• _Written request_:
Report how many lines below contain the word "IMPOSSIBLE". Give only the number.

Collected data
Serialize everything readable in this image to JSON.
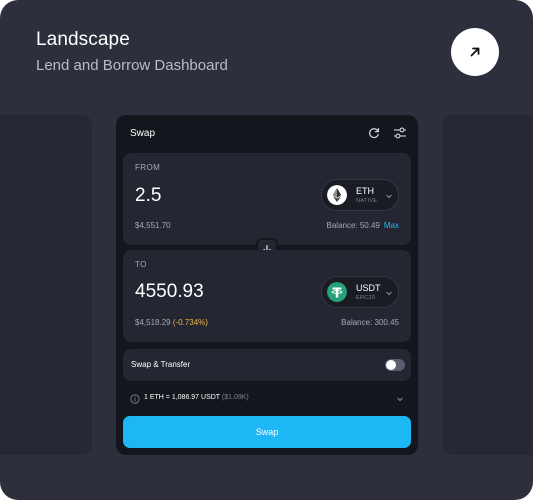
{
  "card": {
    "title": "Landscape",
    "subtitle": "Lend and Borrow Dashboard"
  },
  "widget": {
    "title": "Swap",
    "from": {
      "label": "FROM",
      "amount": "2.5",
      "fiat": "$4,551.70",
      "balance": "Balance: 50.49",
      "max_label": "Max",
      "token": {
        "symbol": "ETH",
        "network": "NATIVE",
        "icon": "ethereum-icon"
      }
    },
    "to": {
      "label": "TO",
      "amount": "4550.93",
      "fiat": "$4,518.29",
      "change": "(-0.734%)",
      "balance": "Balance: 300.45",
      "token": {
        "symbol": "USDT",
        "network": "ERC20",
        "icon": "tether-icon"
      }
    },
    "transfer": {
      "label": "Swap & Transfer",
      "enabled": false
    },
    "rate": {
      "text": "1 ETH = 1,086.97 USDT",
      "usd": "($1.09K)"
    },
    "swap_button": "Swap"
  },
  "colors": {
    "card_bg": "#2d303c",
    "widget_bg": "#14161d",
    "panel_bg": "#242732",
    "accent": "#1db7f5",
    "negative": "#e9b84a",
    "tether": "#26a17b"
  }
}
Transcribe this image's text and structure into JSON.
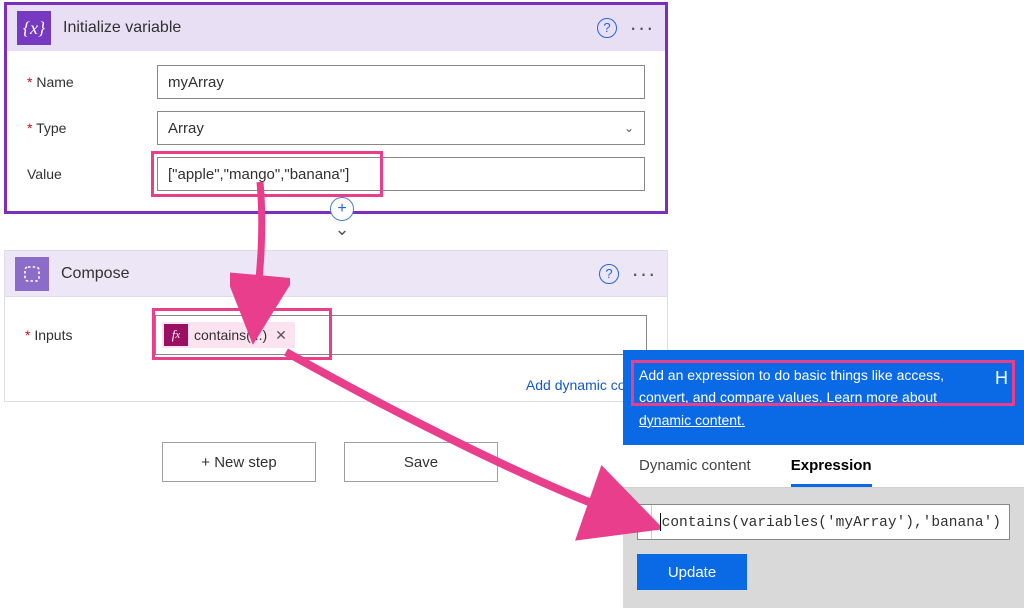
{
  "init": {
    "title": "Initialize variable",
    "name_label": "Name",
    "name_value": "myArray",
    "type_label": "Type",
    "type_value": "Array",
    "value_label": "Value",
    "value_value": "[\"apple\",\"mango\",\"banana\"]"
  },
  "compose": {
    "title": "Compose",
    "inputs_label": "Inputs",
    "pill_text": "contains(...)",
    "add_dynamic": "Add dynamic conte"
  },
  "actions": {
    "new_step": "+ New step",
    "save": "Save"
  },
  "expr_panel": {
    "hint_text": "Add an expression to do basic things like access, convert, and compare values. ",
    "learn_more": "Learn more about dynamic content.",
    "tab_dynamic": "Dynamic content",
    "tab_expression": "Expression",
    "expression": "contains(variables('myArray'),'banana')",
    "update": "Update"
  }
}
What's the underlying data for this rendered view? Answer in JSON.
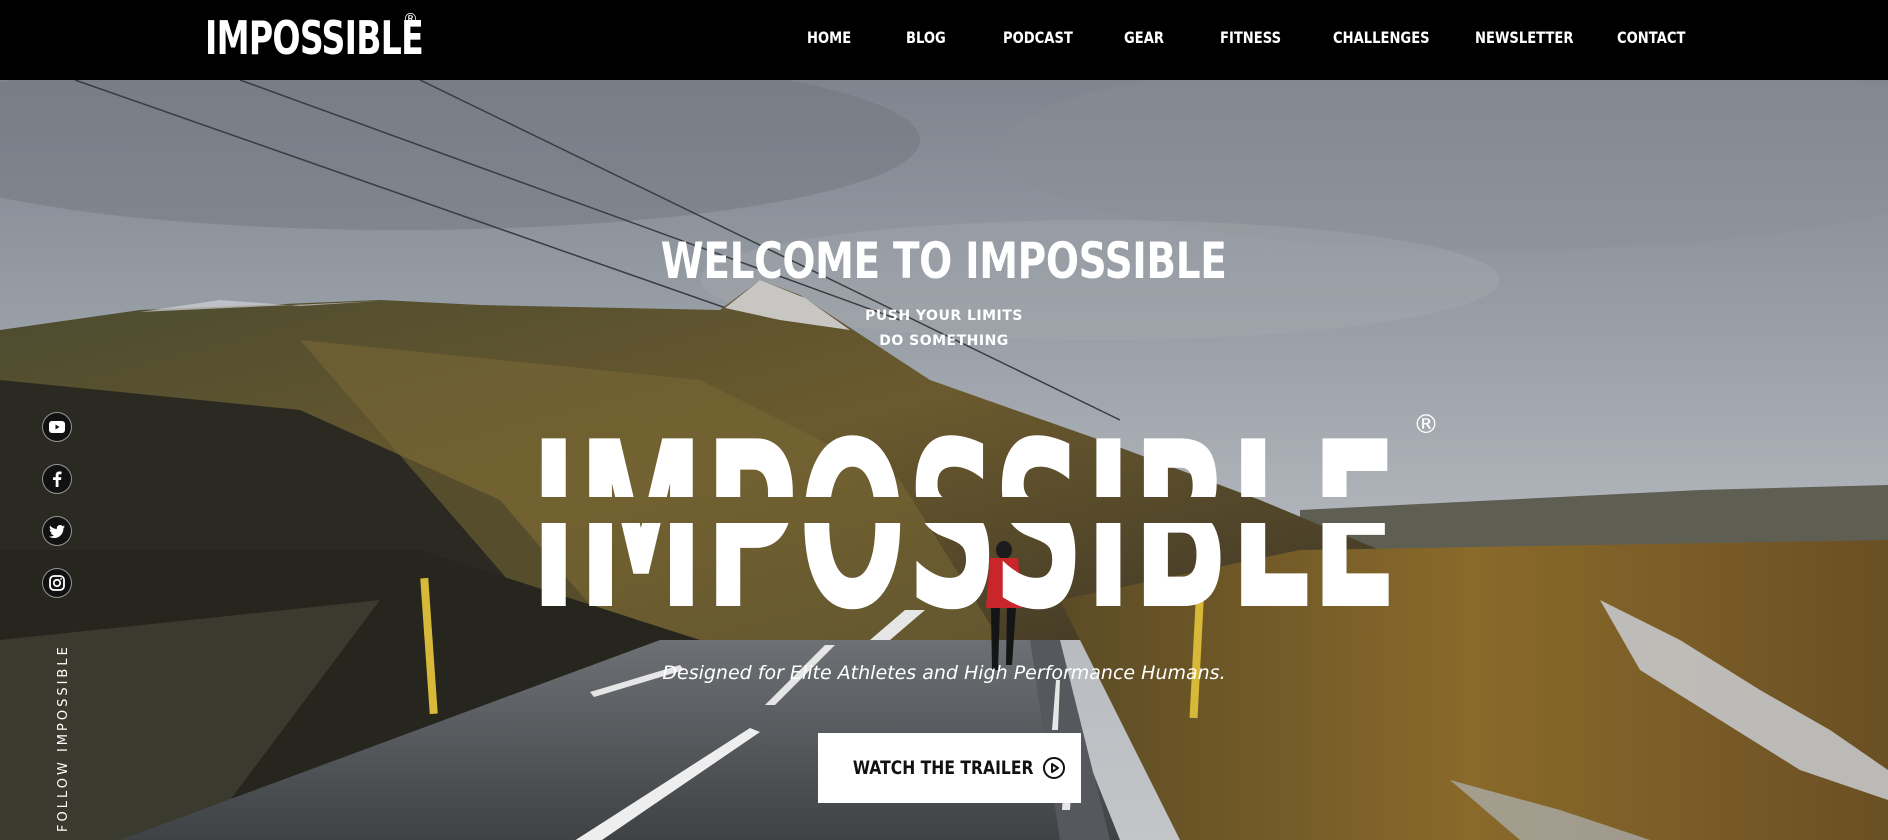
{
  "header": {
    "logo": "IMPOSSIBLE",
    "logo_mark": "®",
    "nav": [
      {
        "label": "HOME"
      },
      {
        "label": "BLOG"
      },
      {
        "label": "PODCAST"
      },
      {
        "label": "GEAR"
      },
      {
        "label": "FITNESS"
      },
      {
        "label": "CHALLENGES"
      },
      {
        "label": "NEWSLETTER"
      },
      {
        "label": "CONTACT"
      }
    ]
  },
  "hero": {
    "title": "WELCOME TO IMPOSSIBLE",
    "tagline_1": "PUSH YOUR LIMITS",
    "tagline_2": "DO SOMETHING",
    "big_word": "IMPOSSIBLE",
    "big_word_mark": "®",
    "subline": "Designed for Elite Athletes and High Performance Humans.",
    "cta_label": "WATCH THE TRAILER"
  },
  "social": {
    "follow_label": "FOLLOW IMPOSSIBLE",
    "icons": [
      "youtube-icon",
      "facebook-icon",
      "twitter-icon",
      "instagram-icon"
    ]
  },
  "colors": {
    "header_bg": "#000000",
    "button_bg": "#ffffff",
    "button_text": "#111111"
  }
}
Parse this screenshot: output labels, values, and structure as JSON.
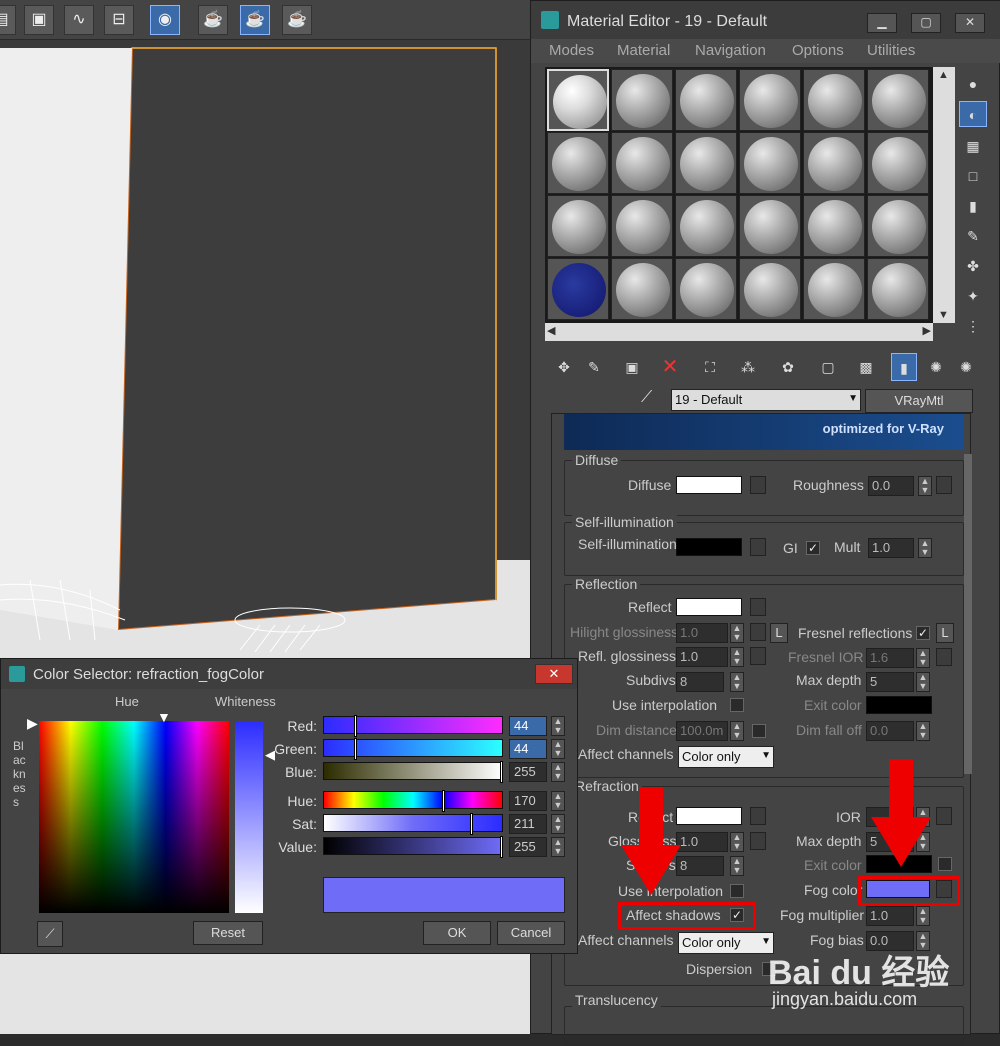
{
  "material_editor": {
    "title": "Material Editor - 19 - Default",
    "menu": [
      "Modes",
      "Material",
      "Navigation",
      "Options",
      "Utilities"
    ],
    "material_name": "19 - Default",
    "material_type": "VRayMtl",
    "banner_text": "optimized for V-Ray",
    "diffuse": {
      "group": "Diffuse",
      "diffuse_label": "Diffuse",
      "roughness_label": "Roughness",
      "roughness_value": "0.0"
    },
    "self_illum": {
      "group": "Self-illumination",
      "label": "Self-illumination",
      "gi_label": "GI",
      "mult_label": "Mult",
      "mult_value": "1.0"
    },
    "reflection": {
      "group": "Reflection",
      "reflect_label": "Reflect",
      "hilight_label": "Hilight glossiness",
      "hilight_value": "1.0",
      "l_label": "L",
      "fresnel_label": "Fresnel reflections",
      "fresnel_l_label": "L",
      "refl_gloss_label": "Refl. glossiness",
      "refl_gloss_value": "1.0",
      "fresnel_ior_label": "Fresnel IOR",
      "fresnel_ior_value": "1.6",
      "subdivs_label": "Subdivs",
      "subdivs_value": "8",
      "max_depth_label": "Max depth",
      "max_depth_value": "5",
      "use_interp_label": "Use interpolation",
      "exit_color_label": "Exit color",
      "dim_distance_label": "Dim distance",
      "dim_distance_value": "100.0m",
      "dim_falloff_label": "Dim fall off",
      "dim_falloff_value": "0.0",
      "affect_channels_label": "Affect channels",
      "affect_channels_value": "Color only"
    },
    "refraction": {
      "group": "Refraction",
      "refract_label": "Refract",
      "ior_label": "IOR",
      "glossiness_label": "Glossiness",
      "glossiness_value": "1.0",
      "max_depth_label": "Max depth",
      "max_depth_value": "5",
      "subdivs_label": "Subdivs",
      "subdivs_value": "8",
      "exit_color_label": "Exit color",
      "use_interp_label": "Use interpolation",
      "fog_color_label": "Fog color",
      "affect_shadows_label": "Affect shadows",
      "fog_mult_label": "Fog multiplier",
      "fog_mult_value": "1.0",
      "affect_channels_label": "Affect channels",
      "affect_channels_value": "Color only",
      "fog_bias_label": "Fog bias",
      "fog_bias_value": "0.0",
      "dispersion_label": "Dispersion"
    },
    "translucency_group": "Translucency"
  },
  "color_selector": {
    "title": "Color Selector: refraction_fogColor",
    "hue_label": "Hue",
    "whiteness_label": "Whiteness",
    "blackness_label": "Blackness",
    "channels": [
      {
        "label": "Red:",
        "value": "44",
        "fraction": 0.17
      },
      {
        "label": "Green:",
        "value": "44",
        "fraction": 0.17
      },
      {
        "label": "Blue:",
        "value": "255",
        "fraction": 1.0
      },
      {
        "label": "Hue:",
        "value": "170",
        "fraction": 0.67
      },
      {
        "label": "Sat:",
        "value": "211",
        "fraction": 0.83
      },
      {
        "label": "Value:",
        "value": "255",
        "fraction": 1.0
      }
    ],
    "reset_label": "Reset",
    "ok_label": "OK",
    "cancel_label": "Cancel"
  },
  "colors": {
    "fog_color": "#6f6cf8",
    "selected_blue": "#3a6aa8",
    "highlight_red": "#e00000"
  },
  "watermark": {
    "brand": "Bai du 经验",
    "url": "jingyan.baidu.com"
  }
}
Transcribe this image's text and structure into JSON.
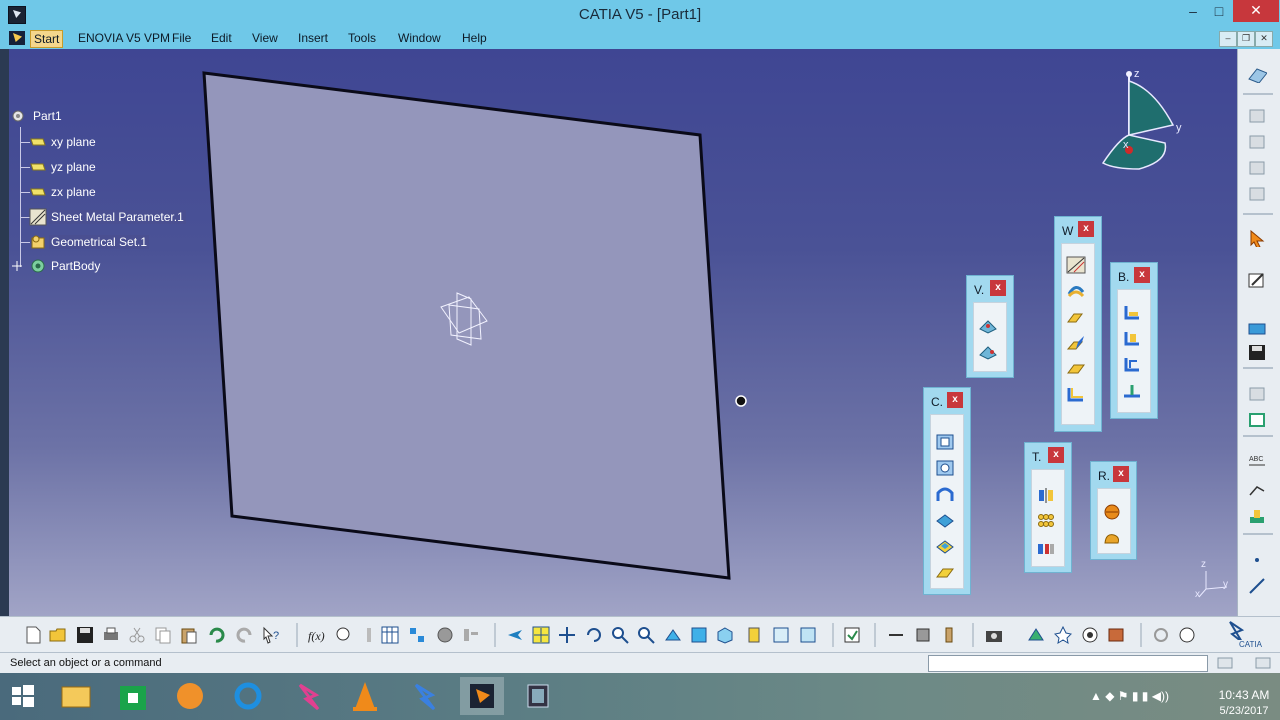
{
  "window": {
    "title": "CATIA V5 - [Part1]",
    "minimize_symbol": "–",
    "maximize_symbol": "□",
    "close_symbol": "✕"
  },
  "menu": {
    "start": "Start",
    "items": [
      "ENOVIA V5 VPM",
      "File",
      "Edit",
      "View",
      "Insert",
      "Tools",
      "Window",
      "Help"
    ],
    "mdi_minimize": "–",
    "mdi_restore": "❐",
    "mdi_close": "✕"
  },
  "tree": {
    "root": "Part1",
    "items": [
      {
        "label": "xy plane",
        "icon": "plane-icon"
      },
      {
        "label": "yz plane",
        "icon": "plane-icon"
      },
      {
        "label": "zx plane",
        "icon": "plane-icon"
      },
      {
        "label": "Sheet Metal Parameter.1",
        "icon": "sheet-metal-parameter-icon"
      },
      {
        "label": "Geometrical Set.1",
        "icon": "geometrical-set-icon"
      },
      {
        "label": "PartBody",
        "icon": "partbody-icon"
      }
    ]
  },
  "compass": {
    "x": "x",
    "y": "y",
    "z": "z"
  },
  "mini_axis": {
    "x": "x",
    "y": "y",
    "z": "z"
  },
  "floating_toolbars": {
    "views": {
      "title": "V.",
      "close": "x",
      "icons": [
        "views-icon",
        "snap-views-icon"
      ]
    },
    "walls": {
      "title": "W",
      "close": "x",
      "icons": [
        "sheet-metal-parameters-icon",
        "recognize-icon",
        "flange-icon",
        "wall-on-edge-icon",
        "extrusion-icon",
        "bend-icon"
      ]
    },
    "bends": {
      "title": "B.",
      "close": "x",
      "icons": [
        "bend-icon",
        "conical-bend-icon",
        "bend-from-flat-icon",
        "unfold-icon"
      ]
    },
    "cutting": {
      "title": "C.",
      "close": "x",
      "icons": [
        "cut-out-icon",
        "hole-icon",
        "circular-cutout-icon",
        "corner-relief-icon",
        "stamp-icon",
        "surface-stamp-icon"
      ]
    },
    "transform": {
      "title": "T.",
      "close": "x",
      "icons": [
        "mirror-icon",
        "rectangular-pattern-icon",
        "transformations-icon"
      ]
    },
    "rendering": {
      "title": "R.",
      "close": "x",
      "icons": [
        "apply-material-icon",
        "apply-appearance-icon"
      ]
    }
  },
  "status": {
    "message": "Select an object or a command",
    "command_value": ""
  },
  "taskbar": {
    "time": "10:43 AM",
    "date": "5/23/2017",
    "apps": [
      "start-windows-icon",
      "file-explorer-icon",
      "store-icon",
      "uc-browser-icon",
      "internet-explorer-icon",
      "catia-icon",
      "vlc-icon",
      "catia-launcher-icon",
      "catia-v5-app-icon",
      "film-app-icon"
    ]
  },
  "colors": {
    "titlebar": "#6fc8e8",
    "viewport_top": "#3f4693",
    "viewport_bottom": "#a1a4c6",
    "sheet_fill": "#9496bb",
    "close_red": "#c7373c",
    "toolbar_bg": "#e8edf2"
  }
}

• _Solution_:
4